▶ Work to complete: Look for the string "body" in every line, and copy each line that has it.

------------

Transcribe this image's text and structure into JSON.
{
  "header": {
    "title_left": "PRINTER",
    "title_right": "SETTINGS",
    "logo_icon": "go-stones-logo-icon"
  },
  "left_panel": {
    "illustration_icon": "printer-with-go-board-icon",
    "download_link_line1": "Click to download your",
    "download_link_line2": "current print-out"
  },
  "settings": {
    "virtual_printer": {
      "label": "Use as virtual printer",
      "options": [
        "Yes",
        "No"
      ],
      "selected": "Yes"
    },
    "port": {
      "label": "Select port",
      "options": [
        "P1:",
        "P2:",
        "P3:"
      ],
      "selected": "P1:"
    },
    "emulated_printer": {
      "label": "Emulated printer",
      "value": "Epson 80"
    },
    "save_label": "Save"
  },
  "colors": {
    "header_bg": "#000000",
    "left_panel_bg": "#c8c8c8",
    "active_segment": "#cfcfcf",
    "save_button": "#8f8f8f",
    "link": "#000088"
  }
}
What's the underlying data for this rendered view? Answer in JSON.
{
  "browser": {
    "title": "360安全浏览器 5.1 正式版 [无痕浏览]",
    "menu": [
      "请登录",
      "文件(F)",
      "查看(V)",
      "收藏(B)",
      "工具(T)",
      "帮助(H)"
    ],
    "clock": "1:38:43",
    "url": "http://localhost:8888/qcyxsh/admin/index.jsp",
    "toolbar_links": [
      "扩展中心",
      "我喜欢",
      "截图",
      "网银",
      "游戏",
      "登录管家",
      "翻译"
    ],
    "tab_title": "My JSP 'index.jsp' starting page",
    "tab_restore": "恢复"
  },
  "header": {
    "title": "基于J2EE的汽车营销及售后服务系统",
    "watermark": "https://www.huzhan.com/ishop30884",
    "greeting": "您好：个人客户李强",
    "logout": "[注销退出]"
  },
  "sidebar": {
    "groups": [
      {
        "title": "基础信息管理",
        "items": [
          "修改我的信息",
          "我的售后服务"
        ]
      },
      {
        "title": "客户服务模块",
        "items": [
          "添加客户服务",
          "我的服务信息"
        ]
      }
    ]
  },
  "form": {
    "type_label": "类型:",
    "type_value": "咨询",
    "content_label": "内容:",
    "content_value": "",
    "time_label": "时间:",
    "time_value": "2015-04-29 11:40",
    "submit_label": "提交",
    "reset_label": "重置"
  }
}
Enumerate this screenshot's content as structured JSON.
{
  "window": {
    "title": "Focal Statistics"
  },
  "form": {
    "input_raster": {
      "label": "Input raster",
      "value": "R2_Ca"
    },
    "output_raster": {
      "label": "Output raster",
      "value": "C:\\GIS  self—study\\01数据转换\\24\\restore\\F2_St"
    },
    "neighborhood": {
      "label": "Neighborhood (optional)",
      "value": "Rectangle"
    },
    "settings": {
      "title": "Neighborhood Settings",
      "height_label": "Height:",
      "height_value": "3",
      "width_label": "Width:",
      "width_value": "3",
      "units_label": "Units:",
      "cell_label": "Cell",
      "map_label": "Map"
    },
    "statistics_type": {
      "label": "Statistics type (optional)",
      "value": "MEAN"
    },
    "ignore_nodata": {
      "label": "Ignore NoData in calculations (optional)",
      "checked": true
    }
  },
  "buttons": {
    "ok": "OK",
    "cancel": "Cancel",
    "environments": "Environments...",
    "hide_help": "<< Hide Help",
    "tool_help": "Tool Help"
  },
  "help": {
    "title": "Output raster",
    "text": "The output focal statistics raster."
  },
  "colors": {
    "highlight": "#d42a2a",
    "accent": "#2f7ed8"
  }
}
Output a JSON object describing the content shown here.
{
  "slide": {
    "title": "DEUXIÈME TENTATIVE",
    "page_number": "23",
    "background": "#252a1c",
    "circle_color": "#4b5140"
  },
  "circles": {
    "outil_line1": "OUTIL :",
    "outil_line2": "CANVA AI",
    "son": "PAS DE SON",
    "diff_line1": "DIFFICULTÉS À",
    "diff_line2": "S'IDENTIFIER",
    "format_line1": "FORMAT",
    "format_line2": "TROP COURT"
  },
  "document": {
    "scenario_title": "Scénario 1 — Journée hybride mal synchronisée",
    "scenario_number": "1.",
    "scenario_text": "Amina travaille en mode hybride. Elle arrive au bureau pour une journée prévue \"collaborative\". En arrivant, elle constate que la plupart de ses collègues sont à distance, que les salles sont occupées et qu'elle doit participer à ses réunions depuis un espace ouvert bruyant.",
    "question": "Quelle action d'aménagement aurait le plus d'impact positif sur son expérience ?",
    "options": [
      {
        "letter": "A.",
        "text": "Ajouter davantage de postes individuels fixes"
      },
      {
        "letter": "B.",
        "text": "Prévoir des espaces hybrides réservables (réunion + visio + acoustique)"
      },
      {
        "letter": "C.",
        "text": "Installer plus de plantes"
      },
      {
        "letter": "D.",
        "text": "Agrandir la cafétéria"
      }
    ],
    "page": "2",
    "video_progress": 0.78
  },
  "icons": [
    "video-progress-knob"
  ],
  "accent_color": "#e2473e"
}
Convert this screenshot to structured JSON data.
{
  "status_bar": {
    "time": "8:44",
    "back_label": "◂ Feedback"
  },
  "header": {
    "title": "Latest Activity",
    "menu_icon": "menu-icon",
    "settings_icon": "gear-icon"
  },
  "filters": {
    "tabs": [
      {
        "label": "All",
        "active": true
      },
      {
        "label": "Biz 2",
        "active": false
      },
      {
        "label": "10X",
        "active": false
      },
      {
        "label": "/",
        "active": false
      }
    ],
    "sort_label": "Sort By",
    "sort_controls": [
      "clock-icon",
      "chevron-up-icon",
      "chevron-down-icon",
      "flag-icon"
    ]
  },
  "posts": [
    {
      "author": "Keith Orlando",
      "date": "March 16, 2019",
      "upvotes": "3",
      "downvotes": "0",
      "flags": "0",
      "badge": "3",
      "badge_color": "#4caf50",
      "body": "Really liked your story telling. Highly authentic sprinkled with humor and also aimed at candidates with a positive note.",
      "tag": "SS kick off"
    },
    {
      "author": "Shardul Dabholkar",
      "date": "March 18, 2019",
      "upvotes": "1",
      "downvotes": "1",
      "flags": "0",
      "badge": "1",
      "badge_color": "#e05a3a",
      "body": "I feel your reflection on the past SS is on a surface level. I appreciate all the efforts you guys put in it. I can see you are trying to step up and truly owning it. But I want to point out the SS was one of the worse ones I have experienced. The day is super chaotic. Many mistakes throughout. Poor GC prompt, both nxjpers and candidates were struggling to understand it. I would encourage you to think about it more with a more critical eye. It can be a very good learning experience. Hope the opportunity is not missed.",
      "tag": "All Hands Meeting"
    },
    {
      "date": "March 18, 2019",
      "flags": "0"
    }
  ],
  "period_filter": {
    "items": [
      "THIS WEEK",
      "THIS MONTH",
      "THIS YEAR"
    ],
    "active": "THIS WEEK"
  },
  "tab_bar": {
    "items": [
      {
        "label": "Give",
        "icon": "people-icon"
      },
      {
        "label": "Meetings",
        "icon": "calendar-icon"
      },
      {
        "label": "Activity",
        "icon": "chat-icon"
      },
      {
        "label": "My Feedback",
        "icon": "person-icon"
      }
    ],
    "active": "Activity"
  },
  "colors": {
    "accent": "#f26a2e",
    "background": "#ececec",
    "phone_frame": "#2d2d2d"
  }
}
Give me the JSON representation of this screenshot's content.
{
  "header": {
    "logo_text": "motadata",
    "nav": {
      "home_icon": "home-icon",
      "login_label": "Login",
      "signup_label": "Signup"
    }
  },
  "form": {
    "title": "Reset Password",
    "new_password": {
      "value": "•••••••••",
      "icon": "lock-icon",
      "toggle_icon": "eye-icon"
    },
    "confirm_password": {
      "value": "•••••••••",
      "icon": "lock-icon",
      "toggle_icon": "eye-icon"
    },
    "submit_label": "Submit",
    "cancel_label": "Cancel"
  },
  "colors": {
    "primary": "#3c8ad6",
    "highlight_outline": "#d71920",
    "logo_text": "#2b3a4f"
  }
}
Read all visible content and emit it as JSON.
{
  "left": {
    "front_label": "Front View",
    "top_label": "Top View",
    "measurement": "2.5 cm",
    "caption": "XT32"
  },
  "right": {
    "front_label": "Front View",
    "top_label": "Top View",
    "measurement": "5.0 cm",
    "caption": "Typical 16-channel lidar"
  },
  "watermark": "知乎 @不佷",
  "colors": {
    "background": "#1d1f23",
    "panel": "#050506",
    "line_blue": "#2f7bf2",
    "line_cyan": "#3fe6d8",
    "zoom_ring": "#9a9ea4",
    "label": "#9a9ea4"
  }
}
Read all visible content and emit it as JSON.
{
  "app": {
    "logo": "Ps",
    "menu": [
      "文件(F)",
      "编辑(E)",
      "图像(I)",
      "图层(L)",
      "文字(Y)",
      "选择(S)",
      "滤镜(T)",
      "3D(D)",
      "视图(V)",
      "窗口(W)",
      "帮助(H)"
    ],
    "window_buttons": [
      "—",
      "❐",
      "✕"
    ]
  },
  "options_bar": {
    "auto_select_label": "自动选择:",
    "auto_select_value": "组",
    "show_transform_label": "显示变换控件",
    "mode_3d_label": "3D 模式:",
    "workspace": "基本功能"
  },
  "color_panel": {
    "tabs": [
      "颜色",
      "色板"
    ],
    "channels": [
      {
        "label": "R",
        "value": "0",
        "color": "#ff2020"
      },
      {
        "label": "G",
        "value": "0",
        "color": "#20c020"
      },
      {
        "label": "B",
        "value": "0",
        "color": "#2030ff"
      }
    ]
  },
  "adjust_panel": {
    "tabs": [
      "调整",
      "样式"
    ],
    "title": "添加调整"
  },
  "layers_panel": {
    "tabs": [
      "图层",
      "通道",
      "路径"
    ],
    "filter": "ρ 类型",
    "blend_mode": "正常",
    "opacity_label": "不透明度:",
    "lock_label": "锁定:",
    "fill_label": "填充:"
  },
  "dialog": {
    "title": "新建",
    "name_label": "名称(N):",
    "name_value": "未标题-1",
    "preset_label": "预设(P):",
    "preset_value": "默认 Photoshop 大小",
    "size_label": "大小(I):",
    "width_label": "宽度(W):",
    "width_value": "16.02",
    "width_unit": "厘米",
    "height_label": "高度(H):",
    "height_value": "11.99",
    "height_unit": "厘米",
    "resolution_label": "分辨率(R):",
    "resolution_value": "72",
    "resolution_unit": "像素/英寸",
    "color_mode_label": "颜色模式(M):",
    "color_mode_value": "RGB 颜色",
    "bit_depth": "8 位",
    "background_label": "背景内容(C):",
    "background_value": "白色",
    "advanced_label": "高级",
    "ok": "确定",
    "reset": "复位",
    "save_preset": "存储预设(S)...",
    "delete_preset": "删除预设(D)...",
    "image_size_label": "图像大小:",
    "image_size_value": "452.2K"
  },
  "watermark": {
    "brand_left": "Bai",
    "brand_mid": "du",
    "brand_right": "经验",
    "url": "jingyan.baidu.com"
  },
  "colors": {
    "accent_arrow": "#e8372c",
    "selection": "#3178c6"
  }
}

------------

▶ Written solution:
      "body": "Really liked your story telling. Highly authentic sprinkled with humor and also aimed at candidates with a positive note.",
      "body": "I feel your reflection on the past SS is on a surface level. I appreciate all the efforts you guys put in it. I can see you are trying to step up and truly owning it. But I want to point out the SS was one of the worse ones I have experienced. The day is super chaotic. Many mistakes throughout. Poor GC prompt, both nxjpers and candidates were struggling to understand it. I would encourage you to think about it more with a more critical eye. It can be a very good learning experience. Hope the opportunity is not missed.",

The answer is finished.